-- Stated exercise --
Identify all lines in the listing that include the word "Inside", and copy them out.

* BEGIN Provided data *

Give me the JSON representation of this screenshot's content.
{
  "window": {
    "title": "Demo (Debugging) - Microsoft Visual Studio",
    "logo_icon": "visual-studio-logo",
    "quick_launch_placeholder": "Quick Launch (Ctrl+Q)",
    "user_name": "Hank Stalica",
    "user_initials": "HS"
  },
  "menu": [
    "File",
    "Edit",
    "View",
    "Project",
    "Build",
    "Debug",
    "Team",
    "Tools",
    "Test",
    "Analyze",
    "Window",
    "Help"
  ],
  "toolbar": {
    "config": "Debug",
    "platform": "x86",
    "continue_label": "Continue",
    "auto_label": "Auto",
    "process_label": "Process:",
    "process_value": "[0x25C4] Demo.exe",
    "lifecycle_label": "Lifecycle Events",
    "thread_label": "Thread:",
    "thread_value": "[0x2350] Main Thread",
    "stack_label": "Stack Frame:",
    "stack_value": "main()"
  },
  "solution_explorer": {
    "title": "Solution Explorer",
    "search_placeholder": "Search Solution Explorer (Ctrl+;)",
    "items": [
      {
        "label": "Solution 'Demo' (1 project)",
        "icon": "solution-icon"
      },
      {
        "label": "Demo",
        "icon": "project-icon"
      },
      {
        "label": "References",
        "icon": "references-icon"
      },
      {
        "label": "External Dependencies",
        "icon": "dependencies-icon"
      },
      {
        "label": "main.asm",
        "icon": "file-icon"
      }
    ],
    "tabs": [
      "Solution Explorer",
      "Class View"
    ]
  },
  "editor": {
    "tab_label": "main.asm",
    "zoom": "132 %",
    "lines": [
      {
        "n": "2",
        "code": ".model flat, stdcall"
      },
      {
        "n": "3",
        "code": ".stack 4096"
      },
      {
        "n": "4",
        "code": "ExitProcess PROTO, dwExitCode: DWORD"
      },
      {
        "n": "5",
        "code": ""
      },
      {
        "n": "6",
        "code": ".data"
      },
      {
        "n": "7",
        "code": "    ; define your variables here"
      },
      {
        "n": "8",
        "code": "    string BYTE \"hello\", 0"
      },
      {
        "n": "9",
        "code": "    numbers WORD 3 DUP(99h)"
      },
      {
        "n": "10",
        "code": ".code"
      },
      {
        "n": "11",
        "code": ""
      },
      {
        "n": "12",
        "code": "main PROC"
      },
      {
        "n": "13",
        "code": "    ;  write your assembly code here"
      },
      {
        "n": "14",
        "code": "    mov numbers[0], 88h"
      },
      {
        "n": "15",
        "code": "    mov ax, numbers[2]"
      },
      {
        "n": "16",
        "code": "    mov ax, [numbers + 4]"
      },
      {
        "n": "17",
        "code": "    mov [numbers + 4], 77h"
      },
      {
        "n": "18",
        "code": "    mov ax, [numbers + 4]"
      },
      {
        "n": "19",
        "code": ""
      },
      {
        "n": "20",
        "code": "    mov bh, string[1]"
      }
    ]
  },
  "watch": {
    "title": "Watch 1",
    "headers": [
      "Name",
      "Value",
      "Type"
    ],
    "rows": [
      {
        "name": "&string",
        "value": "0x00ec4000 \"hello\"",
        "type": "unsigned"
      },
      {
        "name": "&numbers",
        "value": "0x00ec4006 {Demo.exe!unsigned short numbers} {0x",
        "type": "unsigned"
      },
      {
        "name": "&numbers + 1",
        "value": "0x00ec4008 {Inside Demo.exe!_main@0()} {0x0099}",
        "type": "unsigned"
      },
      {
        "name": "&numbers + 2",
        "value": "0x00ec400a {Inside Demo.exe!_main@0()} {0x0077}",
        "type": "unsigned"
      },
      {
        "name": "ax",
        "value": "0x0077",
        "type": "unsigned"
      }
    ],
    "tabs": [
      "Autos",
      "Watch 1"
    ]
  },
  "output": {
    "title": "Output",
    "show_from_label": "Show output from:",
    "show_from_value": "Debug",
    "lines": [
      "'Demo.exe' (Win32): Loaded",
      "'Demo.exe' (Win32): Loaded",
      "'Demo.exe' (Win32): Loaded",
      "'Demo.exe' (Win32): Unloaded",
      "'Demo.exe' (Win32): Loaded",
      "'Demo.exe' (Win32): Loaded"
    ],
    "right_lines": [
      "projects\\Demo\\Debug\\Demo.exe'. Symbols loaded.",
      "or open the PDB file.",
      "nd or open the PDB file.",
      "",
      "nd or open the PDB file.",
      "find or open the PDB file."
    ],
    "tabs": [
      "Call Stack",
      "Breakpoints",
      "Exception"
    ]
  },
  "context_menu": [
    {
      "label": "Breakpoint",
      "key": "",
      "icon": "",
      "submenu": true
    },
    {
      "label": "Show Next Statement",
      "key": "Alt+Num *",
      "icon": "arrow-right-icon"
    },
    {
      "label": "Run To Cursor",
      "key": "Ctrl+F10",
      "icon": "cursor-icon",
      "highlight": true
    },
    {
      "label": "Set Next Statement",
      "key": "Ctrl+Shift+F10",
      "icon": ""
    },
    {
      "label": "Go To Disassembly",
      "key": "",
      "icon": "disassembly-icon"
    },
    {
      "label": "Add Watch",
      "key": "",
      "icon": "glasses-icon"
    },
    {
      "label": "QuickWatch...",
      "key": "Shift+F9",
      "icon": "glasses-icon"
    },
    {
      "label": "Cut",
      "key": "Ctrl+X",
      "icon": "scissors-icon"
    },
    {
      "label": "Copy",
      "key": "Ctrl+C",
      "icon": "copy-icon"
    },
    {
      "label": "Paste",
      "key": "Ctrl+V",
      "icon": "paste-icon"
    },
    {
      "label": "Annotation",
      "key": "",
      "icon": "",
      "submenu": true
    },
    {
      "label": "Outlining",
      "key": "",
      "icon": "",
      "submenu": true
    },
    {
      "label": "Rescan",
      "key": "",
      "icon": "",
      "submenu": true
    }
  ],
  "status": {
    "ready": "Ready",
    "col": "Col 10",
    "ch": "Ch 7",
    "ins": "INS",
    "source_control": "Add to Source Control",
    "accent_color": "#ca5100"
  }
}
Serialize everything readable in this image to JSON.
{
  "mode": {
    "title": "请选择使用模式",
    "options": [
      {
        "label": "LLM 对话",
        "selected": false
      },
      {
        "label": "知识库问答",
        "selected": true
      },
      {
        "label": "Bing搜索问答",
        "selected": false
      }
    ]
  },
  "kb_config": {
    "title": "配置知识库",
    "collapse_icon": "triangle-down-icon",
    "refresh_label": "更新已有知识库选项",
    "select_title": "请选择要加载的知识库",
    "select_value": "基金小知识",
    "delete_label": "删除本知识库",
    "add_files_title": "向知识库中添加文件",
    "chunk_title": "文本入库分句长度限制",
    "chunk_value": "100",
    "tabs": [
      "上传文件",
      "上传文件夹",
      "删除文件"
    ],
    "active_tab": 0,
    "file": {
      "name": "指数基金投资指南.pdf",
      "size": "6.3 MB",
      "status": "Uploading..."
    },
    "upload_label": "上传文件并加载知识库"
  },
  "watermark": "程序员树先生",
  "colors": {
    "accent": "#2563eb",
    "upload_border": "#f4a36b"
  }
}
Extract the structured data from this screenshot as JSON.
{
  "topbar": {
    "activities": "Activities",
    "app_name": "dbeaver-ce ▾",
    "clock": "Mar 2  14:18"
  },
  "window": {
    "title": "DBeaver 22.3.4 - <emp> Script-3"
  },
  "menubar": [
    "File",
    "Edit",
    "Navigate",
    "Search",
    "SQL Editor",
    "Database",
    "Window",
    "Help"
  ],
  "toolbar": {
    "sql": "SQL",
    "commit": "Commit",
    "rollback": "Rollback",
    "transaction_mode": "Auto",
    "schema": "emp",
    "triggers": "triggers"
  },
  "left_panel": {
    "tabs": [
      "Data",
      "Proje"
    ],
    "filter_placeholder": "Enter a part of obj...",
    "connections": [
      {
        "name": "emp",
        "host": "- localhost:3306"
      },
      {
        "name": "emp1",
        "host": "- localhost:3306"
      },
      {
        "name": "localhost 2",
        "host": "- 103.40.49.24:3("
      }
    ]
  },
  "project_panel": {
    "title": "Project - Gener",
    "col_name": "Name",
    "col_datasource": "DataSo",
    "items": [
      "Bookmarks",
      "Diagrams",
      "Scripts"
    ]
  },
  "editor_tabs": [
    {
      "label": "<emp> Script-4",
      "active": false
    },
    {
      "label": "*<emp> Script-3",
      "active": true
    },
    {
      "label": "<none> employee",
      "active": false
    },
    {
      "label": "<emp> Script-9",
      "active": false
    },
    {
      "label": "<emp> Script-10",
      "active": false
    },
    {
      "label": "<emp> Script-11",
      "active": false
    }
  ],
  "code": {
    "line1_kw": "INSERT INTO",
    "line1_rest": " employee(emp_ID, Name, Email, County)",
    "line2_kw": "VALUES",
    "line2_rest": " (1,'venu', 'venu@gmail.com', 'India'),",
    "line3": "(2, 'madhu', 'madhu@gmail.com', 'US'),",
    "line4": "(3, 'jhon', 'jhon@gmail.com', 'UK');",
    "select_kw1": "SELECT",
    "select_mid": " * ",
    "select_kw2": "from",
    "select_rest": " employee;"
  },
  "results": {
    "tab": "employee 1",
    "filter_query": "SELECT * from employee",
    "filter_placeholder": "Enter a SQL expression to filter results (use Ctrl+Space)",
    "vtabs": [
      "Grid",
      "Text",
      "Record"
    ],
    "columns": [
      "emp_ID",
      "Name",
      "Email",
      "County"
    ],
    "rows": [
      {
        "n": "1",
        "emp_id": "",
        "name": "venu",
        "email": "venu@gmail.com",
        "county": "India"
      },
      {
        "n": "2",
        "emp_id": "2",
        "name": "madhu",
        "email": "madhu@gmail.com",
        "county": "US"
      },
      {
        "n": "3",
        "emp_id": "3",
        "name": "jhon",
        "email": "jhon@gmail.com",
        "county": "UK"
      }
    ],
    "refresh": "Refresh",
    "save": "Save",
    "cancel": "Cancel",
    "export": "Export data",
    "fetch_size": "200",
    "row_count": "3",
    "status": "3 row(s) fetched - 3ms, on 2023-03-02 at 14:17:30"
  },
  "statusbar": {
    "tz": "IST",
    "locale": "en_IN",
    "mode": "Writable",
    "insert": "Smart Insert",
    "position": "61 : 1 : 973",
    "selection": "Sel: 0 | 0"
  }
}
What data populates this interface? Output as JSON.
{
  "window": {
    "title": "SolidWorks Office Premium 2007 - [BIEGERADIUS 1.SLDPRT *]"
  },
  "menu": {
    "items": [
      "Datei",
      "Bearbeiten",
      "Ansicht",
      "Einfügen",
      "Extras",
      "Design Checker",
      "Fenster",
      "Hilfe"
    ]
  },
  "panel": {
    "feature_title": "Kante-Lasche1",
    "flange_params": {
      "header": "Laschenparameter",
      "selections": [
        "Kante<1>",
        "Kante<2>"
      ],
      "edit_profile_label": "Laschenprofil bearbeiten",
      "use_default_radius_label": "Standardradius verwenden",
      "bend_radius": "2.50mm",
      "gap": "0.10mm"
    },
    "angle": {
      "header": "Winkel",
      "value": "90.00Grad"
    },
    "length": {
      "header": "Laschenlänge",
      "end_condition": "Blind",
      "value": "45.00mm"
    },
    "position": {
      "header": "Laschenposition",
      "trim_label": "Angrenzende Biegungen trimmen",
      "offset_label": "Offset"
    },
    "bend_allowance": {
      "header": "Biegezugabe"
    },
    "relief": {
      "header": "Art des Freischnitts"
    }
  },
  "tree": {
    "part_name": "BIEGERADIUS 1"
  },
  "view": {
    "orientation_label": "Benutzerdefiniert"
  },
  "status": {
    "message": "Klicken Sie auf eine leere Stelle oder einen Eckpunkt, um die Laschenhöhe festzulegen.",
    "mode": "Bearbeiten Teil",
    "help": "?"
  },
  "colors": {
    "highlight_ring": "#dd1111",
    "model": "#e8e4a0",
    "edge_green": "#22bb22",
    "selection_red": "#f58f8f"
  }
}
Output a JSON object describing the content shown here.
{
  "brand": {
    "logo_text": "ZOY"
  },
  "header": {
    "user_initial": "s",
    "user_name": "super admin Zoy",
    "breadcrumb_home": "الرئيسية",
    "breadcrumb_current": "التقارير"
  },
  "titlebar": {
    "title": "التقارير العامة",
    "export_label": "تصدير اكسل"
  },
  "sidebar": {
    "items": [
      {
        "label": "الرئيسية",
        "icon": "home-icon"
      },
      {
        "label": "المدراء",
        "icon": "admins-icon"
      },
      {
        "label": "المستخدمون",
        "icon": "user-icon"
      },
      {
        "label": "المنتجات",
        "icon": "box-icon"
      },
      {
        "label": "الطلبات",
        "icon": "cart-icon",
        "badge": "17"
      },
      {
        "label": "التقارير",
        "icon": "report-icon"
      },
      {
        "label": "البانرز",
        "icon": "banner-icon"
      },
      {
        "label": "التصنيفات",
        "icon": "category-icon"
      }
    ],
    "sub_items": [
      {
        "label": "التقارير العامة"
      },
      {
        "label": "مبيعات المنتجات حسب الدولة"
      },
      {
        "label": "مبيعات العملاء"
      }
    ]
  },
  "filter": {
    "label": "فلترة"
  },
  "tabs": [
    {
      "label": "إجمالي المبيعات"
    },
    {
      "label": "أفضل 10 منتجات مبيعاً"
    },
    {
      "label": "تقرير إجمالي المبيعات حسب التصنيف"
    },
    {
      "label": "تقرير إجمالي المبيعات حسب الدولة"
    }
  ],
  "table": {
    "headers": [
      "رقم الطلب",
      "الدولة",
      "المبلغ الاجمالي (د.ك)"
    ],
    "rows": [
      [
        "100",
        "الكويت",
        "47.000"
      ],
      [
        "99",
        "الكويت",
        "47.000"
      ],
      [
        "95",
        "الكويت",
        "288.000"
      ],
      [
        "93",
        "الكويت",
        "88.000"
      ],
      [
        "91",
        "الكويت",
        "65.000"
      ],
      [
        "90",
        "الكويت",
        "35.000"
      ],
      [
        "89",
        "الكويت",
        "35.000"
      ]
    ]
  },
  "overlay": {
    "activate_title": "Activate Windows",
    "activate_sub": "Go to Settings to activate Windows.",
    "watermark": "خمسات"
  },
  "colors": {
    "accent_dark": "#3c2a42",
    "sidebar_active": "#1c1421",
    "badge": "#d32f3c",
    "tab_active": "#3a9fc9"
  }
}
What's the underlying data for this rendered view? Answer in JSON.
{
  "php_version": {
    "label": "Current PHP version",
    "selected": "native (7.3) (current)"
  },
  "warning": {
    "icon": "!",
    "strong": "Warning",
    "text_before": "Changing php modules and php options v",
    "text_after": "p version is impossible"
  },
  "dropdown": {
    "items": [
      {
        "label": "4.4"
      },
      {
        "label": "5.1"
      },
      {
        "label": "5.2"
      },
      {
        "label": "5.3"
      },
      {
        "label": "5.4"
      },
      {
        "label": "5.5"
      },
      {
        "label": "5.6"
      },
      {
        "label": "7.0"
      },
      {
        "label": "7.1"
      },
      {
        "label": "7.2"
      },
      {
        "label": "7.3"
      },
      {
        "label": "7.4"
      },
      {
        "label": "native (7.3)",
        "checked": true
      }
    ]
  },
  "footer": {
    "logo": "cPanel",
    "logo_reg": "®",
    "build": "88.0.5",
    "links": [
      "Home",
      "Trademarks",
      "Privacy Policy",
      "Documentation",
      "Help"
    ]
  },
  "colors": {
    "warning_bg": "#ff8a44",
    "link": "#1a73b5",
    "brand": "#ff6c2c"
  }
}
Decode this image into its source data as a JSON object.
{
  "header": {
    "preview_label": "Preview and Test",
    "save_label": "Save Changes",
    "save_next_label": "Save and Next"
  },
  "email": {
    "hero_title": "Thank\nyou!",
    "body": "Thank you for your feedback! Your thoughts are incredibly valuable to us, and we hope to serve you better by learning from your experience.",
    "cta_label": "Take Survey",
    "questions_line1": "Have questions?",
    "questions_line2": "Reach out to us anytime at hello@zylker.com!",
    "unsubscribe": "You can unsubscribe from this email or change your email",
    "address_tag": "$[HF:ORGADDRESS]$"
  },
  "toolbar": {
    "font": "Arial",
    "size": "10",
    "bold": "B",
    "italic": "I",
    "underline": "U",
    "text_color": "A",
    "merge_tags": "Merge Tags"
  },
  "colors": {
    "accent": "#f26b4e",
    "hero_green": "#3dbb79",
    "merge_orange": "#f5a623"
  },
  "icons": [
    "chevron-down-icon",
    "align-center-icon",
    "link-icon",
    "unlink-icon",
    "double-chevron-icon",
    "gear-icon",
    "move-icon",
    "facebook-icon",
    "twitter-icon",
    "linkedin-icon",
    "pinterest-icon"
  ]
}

* END Provided data *

-- Result below --
        "value": "0x00ec4008 {Inside Demo.exe!_main@0()} {0x0099}",
        "value": "0x00ec400a {Inside Demo.exe!_main@0()} {0x0077}",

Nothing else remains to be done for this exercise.